### Provided information

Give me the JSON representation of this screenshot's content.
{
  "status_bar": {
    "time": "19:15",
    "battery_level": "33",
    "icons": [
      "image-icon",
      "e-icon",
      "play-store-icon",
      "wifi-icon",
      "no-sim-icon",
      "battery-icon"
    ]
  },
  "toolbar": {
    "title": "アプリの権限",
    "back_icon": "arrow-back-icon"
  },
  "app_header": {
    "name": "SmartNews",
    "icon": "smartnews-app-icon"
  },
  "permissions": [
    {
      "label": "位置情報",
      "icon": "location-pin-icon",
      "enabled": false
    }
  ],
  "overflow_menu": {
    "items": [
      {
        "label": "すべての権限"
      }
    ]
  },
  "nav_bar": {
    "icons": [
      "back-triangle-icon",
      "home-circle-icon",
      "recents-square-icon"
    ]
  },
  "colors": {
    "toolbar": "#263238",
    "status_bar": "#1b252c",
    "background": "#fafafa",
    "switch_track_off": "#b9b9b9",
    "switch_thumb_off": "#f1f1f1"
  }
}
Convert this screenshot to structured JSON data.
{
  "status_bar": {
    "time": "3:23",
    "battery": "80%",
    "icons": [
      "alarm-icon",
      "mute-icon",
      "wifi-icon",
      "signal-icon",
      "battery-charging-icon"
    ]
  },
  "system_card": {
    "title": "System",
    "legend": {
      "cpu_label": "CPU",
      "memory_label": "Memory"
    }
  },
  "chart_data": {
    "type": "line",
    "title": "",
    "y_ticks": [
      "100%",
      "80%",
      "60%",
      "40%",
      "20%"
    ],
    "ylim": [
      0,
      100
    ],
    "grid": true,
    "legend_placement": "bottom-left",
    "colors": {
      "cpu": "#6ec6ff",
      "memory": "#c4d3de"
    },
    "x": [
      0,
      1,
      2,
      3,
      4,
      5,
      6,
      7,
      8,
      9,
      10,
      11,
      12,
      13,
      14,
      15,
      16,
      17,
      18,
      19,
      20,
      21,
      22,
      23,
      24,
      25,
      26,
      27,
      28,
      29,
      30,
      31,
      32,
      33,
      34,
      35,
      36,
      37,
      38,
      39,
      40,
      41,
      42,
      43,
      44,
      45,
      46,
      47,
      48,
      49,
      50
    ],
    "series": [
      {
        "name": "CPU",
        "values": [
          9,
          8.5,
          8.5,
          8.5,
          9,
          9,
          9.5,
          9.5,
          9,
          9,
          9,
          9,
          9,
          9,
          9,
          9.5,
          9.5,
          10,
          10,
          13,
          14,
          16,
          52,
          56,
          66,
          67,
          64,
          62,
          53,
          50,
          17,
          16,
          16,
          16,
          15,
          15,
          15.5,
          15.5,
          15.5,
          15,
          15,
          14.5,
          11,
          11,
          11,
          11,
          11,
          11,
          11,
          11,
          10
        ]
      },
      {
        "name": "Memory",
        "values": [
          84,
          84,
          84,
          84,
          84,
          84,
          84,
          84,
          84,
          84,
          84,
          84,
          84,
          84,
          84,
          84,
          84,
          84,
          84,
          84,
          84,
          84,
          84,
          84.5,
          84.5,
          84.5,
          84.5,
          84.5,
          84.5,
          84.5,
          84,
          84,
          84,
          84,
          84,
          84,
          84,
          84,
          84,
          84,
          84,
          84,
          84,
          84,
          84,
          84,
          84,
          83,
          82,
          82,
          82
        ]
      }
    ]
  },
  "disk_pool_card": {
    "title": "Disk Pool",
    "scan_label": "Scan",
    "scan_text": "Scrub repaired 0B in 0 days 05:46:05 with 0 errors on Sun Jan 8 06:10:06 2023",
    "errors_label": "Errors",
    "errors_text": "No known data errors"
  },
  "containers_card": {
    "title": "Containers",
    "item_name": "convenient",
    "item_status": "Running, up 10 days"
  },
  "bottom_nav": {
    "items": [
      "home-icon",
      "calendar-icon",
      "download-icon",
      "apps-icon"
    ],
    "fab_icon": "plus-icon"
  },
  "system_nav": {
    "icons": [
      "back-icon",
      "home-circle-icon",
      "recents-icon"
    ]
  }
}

######

**Task details**
Please set down each line of the records exactly as given.

**Reply**
Give me the JSON representation of this screenshot's content.
{
  "status_bar": {
    "time": "19:15",
    "battery_level": "33",
    "icons": [
      "image-icon",
      "e-icon",
      "play-store-icon",
      "wifi-icon",
      "no-sim-icon",
      "battery-icon"
    ]
  },
  "toolbar": {
    "title": "アプリの権限",
    "back_icon": "arrow-back-icon"
  },
  "app_header": {
    "name": "SmartNews",
    "icon": "smartnews-app-icon"
  },
  "permissions": [
    {
      "label": "位置情報",
      "icon": "location-pin-icon",
      "enabled": false
    }
  ],
  "overflow_menu": {
    "items": [
      {
        "label": "すべての権限"
      }
    ]
  },
  "nav_bar": {
    "icons": [
      "back-triangle-icon",
      "home-circle-icon",
      "recents-square-icon"
    ]
  },
  "colors": {
    "toolbar": "#263238",
    "status_bar": "#1b252c",
    "background": "#fafafa",
    "switch_track_off": "#b9b9b9",
    "switch_thumb_off": "#f1f1f1"
  }
}
Convert this screenshot to structured JSON data.
{
  "status_bar": {
    "time": "3:23",
    "battery": "80%",
    "icons": [
      "alarm-icon",
      "mute-icon",
      "wifi-icon",
      "signal-icon",
      "battery-charging-icon"
    ]
  },
  "system_card": {
    "title": "System",
    "legend": {
      "cpu_label": "CPU",
      "memory_label": "Memory"
    }
  },
  "chart_data": {
    "type": "line",
    "title": "",
    "y_ticks": [
      "100%",
      "80%",
      "60%",
      "40%",
      "20%"
    ],
    "ylim": [
      0,
      100
    ],
    "grid": true,
    "legend_placement": "bottom-left",
    "colors": {
      "cpu": "#6ec6ff",
      "memory": "#c4d3de"
    },
    "x": [
      0,
      1,
      2,
      3,
      4,
      5,
      6,
      7,
      8,
      9,
      10,
      11,
      12,
      13,
      14,
      15,
      16,
      17,
      18,
      19,
      20,
      21,
      22,
      23,
      24,
      25,
      26,
      27,
      28,
      29,
      30,
      31,
      32,
      33,
      34,
      35,
      36,
      37,
      38,
      39,
      40,
      41,
      42,
      43,
      44,
      45,
      46,
      47,
      48,
      49,
      50
    ],
    "series": [
      {
        "name": "CPU",
        "values": [
          9,
          8.5,
          8.5,
          8.5,
          9,
          9,
          9.5,
          9.5,
          9,
          9,
          9,
          9,
          9,
          9,
          9,
          9.5,
          9.5,
          10,
          10,
          13,
          14,
          16,
          52,
          56,
          66,
          67,
          64,
          62,
          53,
          50,
          17,
          16,
          16,
          16,
          15,
          15,
          15.5,
          15.5,
          15.5,
          15,
          15,
          14.5,
          11,
          11,
          11,
          11,
          11,
          11,
          11,
          11,
          10
        ]
      },
      {
        "name": "Memory",
        "values": [
          84,
          84,
          84,
          84,
          84,
          84,
          84,
          84,
          84,
          84,
          84,
          84,
          84,
          84,
          84,
          84,
          84,
          84,
          84,
          84,
          84,
          84,
          84,
          84.5,
          84.5,
          84.5,
          84.5,
          84.5,
          84.5,
          84.5,
          84,
          84,
          84,
          84,
          84,
          84,
          84,
          84,
          84,
          84,
          84,
          84,
          84,
          84,
          84,
          84,
          84,
          83,
          82,
          82,
          82
        ]
      }
    ]
  },
  "disk_pool_card": {
    "title": "Disk Pool",
    "scan_label": "Scan",
    "scan_text": "Scrub repaired 0B in 0 days 05:46:05 with 0 errors on Sun Jan 8 06:10:06 2023",
    "errors_label": "Errors",
    "errors_text": "No known data errors"
  },
  "containers_card": {
    "title": "Containers",
    "item_name": "convenient",
    "item_status": "Running, up 10 days"
  },
  "bottom_nav": {
    "items": [
      "home-icon",
      "calendar-icon",
      "download-icon",
      "apps-icon"
    ],
    "fab_icon": "plus-icon"
  },
  "system_nav": {
    "icons": [
      "back-icon",
      "home-circle-icon",
      "recents-icon"
    ]
  }
}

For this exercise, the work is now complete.